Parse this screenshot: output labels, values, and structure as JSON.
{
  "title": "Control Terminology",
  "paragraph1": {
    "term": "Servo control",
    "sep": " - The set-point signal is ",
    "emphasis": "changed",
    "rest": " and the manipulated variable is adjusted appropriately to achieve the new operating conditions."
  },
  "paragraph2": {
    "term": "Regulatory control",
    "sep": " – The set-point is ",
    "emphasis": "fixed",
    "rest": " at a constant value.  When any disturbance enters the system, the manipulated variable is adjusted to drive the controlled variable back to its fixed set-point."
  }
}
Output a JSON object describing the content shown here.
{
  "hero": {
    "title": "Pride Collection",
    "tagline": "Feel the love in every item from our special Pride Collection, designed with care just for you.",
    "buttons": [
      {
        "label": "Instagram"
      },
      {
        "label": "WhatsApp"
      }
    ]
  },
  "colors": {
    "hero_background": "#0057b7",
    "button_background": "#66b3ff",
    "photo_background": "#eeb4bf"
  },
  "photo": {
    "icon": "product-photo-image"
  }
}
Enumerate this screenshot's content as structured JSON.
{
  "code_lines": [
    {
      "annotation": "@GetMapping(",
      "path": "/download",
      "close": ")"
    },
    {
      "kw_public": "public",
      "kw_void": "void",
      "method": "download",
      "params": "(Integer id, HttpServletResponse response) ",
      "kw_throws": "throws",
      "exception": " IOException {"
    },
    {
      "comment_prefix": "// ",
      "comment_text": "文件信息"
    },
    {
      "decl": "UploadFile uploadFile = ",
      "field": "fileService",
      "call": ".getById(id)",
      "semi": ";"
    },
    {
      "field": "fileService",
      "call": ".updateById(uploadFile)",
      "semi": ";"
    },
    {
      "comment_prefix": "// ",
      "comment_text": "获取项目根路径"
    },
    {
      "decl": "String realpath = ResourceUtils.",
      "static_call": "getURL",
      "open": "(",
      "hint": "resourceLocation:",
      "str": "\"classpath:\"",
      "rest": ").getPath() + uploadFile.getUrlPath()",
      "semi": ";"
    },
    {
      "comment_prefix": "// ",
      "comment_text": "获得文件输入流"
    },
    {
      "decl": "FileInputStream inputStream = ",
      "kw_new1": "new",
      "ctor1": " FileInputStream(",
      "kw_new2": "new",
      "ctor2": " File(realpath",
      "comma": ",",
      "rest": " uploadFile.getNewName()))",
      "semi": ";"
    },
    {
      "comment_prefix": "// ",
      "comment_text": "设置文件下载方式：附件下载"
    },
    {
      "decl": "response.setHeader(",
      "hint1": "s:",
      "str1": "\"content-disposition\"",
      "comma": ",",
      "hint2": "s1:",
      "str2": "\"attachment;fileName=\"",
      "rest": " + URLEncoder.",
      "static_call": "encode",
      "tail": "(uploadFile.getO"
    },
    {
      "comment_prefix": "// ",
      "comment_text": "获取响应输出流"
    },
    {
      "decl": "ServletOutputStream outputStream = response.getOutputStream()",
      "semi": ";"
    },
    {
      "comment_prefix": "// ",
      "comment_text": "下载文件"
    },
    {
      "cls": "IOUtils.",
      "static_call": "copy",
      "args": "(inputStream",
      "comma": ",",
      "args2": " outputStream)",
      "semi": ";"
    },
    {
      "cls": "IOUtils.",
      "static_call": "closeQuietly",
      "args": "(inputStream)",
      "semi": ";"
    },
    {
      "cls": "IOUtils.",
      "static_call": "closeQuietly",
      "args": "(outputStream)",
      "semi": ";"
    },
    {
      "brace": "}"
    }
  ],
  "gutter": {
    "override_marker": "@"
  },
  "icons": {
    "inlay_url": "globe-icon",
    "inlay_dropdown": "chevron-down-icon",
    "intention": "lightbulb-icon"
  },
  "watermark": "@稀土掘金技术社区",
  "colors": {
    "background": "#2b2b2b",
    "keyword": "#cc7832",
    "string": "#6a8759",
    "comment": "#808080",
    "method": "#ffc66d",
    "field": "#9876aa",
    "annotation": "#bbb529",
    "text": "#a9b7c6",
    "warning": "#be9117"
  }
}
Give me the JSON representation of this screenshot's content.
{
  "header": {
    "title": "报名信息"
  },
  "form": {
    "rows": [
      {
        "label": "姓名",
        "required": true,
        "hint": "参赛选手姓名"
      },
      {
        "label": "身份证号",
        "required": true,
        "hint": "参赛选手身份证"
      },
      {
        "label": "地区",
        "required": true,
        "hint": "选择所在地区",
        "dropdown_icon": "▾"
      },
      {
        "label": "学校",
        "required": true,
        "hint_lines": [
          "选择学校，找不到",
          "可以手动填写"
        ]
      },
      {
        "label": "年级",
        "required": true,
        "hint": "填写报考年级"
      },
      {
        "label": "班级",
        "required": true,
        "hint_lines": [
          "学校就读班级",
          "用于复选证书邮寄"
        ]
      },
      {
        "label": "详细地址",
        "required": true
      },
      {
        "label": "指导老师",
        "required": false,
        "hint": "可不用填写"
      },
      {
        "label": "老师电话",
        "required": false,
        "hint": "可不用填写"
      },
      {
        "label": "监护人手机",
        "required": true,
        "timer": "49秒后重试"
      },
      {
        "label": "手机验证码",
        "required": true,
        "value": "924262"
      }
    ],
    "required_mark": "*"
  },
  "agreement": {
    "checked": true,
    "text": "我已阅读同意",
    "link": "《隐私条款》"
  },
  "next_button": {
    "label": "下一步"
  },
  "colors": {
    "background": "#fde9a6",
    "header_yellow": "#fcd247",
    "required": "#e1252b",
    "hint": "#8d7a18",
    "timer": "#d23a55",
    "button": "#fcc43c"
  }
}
------------------------
* Written exercise:
Search the data for "adjusted". Copy every matching line.

* Exercise solution:
    "rest": " and the manipulated variable is adjusted appropriately to achieve the new operating conditions."
    "rest": " at a constant value.  When any disturbance enters the system, the manipulated variable is adjusted to drive the controlled variable back to its fixed set-point."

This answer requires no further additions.